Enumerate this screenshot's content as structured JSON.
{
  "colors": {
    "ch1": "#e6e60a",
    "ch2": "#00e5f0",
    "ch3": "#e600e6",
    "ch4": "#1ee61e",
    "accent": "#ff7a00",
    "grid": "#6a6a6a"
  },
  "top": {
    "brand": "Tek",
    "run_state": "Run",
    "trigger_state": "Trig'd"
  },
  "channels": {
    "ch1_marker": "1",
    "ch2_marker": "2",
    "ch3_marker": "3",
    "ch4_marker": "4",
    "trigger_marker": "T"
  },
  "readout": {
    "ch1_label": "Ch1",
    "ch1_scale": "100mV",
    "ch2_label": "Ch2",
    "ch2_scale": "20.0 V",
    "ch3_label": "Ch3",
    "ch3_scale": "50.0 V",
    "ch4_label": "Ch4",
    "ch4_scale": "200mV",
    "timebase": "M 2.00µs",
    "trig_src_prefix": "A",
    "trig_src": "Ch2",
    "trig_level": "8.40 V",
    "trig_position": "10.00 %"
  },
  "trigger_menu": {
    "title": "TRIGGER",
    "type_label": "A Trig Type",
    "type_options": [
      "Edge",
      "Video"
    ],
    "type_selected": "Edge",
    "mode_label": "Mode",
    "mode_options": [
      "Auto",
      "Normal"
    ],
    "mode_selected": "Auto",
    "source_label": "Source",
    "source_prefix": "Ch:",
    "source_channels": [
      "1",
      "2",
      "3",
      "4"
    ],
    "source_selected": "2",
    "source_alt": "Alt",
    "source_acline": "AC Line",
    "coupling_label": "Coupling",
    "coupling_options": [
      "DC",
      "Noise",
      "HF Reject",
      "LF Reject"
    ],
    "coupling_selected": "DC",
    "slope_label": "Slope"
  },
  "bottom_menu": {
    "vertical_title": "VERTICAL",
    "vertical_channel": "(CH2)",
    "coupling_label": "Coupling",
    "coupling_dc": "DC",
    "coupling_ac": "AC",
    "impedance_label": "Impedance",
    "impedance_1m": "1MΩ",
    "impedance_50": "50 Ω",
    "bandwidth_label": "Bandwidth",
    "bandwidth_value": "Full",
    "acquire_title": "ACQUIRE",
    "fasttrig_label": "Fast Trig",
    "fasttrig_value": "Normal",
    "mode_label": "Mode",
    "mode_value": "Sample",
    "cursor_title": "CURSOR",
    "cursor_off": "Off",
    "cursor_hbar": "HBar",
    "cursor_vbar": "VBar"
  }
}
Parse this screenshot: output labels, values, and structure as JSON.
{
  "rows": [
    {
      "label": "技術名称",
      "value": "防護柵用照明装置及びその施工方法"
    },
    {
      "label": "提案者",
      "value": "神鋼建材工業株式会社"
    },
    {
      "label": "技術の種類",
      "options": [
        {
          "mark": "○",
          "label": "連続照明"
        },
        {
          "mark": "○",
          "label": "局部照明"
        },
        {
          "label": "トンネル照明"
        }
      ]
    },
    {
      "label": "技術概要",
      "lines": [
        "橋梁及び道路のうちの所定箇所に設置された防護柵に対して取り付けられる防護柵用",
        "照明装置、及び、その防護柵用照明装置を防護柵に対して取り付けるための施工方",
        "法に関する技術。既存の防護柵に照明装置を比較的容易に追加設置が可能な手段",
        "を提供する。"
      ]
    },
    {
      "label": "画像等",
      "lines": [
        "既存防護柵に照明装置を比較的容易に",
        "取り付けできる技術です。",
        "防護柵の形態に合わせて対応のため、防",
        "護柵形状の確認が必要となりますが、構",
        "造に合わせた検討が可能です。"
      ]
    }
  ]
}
-=-=-
Aim: Filter out every line that lacks the word "this", and copy the rest.

Exercise response:
Enumerate this screenshot's content as structured JSON.
Parse this screenshot: output labels, values, and structure as JSON.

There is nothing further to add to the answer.